### Reading passage
★ ★ ★

Marx may well have been right about the effect of Irish independence in 1870. Since the English landlords only retained their power to exploit the Irish peasants by force of British arms, a British withdrawal from Ireland could well have led to their expropriation. But this was never put to the test and the Irish land question was solved in quite a different way even before Ireland got independence. The series of Land Purchase Acts introduced between 1885 and 1903 enabled the government to buy out the Anglo-Irish landowners and then lend the peasants the money to buy their farms. By 1921 Ireland was largely a country of peasant proprietors. In the meantime the political power of the English landed aristocracy had finally been broken by a series of reform measures .What this meant was that by the time Ireland was about to get independence after the first world war, the changes Marx had expected it to bring—land reform in Ireland and a weakening of aristocratic power in England—had already been brought about by other means. His particular case for supporting Irish independence was thus no longer relevant. Besides, the first world war destroyed the three great European feudal powers—Russia, Austria and Prussia—so making it unnecessary for socialists to support moves to weaken them.
In fact, once industrial capitalist powers had come to dominate the world, and once a workable political democracy had been established in those states, then the task of socialists was to advocate socialism alone, rather than democratic and social reforms that might make the establishment of socialism easier. This is the position the SPGB adopted .
Marx’s strategy on Ireland was concerned with furthering the establishment of political democracy in England. Marx realised that the struggle of the Irish Nationalists for Home Rule was bound to help the evolution in Britain of political democracy because both struggles were directed against: the same class enemy, the English landed aristocracy. It was not an anticipation of the Leninist theory of imperialism according to which independence for colonies will help precipitate a socialist revolution in the imperialist countries, though it is sometimes misunderstood to be this. Marx clearly wrote of independence for Ireland helping to overthrow the remnants of feudalism not capitalism itself in England. Both he and Engels knew full well that, in the political conditions then existing, socialism was not an immediate issue either in Ireland or in England.
Engels, stated clearly that socialism was not an issue in the Irish Question:-
"A purely socialist movement cannot be expected in Ireland for a considerable time. People there want first of all to become peasants owning a plot of land, and after they have achieved that mortgages will appear on the scene and they will be ruined once more. But this should not prevent us from seeking to help them to get rid of their landlords, that is, to pass from semi-feudal conditions to capitalist conditions" (Interview, 20 September 1888, New Yorker Volkszeitung)
But as an aside, Engels did recognise the primacy of political action over insurrection.The Fenian, O’Donovan Rossa,was elected (only to be disqualified), and Engels wrote to Marx:
"The election in Tipperary is an event. It forces the Fenians out of empty conspiracy and the fabrication of plots into a path of action, which, even if legal in appearance, is still far more revolutionary than what they have been doing since the failure of their insurrection" (29 November, 1869).

★ ★ ★

### Information provided
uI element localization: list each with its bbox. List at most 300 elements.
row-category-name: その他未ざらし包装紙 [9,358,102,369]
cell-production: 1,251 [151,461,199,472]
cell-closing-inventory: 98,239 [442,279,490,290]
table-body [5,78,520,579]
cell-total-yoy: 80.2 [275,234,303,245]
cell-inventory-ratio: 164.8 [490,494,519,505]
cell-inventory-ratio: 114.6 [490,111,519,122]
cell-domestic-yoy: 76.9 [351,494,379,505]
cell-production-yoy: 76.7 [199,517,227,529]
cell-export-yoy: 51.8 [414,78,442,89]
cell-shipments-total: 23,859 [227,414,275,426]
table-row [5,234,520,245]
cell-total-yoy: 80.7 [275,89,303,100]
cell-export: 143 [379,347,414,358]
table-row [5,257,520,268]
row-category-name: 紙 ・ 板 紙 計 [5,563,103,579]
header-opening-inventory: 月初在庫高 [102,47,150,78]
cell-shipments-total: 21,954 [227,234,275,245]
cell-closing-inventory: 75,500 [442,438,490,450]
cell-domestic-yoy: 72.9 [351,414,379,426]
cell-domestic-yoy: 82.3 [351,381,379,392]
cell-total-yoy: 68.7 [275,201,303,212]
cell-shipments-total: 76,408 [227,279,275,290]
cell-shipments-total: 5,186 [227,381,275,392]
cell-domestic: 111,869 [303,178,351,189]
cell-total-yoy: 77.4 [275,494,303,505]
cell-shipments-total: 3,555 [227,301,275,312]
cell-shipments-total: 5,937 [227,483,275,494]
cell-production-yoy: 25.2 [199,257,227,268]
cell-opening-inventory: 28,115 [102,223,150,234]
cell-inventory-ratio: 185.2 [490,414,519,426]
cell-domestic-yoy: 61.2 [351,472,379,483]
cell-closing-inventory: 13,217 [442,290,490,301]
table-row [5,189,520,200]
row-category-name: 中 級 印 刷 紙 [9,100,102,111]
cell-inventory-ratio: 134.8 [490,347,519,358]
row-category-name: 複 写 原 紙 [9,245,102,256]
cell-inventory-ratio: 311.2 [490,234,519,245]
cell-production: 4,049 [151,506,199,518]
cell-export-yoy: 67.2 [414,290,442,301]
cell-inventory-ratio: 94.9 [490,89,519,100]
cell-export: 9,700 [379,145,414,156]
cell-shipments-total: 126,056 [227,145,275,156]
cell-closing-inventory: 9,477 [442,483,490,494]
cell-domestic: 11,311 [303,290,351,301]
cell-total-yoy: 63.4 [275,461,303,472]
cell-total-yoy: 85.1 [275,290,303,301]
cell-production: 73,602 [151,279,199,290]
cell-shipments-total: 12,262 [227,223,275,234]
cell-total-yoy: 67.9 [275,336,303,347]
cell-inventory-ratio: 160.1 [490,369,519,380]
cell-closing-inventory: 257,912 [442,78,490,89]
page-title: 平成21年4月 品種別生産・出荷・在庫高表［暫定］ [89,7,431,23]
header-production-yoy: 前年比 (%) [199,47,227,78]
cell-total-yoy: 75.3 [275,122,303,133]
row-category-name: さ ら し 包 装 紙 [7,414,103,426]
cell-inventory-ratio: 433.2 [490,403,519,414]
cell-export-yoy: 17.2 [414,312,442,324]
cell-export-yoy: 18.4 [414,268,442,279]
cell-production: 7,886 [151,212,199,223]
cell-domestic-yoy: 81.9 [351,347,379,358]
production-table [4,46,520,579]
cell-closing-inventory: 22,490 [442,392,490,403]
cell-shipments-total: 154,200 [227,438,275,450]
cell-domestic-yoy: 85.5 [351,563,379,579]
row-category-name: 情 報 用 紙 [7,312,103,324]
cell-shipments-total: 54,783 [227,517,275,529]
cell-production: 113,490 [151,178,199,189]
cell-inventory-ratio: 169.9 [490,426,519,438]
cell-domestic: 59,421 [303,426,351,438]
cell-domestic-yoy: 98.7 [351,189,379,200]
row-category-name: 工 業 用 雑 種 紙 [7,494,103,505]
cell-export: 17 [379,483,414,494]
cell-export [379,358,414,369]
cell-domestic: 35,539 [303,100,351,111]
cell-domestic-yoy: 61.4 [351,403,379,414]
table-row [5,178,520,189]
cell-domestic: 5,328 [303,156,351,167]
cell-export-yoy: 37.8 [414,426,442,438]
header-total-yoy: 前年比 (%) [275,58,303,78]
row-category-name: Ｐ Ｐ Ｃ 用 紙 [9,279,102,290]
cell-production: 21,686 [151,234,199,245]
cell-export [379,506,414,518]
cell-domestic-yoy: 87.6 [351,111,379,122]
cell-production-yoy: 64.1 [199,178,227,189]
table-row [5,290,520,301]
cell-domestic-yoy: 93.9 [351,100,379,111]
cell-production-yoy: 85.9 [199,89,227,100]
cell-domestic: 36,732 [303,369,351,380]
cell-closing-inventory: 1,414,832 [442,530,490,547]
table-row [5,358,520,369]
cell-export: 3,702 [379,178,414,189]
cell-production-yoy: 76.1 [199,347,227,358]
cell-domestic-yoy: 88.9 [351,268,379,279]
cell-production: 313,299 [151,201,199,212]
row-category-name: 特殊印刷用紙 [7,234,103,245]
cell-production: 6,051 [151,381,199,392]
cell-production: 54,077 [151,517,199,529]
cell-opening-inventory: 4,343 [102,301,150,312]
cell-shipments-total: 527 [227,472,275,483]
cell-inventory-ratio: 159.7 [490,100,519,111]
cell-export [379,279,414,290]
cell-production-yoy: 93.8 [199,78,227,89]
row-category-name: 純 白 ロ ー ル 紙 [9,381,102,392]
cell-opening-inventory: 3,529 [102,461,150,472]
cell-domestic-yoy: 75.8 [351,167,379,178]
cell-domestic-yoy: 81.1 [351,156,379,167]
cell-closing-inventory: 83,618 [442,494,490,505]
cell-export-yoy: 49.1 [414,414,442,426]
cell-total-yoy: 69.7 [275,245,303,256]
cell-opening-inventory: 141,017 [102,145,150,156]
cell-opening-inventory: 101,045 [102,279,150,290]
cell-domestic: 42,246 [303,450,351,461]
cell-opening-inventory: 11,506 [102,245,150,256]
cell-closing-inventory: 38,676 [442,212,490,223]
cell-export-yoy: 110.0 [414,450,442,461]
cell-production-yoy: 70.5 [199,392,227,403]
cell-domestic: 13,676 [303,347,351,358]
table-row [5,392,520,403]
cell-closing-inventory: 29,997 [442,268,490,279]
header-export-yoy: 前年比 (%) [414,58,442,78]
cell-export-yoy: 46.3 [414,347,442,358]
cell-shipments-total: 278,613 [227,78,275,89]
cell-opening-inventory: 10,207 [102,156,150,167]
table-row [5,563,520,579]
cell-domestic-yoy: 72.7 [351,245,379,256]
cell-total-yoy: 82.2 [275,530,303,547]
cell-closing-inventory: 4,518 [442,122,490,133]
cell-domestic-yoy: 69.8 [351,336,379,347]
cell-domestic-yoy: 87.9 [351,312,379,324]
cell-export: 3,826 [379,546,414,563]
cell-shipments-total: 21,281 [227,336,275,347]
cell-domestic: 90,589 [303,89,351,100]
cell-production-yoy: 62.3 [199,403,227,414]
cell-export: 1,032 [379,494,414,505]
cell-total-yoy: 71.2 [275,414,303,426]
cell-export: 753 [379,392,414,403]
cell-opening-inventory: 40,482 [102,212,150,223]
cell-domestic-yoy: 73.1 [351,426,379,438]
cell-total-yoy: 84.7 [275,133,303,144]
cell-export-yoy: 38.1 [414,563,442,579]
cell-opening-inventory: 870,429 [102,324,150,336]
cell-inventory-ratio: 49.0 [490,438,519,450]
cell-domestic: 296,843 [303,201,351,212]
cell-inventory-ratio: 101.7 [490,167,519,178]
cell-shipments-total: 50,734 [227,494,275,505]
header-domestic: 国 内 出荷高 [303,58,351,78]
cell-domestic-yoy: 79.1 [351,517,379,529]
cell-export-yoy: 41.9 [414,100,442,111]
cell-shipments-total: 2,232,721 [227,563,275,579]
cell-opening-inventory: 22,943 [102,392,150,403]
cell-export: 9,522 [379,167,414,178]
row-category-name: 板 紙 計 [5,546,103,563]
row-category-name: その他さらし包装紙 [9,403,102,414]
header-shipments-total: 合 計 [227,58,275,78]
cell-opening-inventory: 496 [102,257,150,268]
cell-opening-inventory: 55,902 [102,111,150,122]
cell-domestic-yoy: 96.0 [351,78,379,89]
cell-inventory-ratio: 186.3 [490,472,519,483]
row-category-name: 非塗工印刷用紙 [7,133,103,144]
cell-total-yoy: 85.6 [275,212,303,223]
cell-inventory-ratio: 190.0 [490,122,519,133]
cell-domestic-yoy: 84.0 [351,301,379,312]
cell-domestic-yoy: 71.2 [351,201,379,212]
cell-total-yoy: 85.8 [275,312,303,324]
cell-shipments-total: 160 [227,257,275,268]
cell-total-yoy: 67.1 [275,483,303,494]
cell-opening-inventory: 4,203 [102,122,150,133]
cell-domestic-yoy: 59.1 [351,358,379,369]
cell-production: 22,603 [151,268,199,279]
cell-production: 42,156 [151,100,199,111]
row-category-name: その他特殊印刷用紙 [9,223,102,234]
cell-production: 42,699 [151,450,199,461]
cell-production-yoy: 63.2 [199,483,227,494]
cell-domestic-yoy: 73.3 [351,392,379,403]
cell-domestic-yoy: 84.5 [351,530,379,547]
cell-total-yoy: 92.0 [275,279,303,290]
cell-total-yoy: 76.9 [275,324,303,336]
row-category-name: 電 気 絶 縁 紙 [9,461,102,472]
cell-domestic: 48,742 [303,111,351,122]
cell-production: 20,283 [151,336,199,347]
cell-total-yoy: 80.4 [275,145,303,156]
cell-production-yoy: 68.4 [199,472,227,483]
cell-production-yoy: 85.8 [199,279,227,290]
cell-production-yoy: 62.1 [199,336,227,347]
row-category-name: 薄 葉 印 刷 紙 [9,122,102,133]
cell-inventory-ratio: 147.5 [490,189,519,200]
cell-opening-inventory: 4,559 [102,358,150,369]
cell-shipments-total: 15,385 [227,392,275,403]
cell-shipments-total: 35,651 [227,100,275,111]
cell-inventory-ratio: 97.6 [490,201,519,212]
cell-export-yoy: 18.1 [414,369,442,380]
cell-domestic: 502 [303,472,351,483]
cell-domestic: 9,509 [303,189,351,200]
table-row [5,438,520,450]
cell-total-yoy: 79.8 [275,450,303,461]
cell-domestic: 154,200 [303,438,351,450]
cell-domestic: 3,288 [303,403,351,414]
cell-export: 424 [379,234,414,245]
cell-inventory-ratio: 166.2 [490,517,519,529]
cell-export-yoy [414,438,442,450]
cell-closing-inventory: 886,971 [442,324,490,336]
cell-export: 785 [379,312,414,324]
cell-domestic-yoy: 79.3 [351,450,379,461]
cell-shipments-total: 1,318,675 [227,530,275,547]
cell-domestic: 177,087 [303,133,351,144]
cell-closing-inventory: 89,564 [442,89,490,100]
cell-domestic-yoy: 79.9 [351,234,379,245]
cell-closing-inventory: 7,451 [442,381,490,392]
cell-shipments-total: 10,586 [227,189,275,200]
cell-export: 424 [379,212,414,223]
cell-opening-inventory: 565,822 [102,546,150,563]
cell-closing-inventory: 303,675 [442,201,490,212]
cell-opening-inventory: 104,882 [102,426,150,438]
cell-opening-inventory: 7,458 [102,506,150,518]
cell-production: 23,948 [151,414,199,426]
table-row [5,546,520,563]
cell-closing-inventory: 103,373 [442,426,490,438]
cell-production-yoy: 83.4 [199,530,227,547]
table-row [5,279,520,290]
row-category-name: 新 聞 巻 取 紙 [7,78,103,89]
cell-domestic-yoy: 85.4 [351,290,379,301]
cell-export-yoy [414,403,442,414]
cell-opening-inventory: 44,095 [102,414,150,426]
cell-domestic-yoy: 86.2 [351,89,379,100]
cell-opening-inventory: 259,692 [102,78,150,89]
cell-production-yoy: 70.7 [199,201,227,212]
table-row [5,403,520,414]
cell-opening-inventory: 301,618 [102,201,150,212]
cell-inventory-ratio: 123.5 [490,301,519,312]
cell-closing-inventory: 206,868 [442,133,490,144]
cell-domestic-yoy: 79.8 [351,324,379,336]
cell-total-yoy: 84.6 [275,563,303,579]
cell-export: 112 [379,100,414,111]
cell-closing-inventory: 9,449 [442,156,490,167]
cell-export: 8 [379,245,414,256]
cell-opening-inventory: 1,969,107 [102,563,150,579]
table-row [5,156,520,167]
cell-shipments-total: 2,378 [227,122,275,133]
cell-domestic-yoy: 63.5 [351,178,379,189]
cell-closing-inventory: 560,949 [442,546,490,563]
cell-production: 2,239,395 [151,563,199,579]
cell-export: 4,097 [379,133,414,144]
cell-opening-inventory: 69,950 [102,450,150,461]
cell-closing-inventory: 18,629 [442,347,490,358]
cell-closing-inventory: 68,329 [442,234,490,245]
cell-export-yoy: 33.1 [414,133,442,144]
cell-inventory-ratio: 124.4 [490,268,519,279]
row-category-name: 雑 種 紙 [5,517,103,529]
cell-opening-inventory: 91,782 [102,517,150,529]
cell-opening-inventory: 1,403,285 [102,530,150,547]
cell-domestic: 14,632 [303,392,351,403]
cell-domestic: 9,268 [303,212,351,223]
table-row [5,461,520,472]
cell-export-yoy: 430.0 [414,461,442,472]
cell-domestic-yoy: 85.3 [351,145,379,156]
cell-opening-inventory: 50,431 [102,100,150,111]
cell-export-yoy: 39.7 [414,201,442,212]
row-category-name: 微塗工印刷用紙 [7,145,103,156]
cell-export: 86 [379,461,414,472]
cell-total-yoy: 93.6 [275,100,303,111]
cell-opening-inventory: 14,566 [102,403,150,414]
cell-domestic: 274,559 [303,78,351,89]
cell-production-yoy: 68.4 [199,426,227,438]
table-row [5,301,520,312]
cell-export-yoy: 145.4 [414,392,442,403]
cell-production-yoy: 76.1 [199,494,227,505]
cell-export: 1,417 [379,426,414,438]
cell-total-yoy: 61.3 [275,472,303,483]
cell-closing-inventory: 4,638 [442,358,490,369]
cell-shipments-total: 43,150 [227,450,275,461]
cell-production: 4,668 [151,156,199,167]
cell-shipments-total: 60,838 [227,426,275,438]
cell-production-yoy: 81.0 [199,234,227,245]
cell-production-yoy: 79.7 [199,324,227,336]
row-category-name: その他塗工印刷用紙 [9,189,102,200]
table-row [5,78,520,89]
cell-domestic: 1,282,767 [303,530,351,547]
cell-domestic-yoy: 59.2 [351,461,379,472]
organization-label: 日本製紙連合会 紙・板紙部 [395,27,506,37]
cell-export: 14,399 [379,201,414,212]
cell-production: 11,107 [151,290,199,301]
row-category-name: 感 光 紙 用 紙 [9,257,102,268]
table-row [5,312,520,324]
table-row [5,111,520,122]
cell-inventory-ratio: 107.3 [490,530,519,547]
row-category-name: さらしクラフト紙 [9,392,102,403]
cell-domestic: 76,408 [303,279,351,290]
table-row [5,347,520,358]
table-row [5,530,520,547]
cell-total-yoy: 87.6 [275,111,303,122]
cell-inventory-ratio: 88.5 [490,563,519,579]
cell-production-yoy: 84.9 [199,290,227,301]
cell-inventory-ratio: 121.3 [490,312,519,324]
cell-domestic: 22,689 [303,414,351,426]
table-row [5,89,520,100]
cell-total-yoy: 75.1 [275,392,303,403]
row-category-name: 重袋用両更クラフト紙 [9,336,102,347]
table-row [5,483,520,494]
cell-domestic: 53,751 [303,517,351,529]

★ ★ ★

### What to do
- a) Answer from the passage on Marx and Ireland:
(i) Between which years were the Land Purchase Acts introduced?
(ii) Which three European feudal powers did the first world war destroy?
(iii) In which newspaper did Engels's interview of 20 September 1888 appear?
- b) Please return the part of the passage on Marx and Ireland between "Engels, stated clearly" and "New Yorker Volkszeitung)", inclusive, copied word for word.

### Answers by item
- a)
(i) 1885 and 1903
(ii) Russia, Austria and Prussia
(iii) New Yorker Volkszeitung

- b)
Engels, stated clearly that socialism was not an issue in the Irish Question:-
"A purely socialist movement cannot be expected in Ireland for a considerable time. People there want first of all to become peasants owning a plot of land, and after they have achieved that mortgages will appear on the scene and they will be ruined once more. But this should not prevent us from seeking to help them to get rid of their landlords, that is, to pass from semi-feudal conditions to capitalist conditions" (Interview, 20 September 1888, New Yorker Volkszeitung)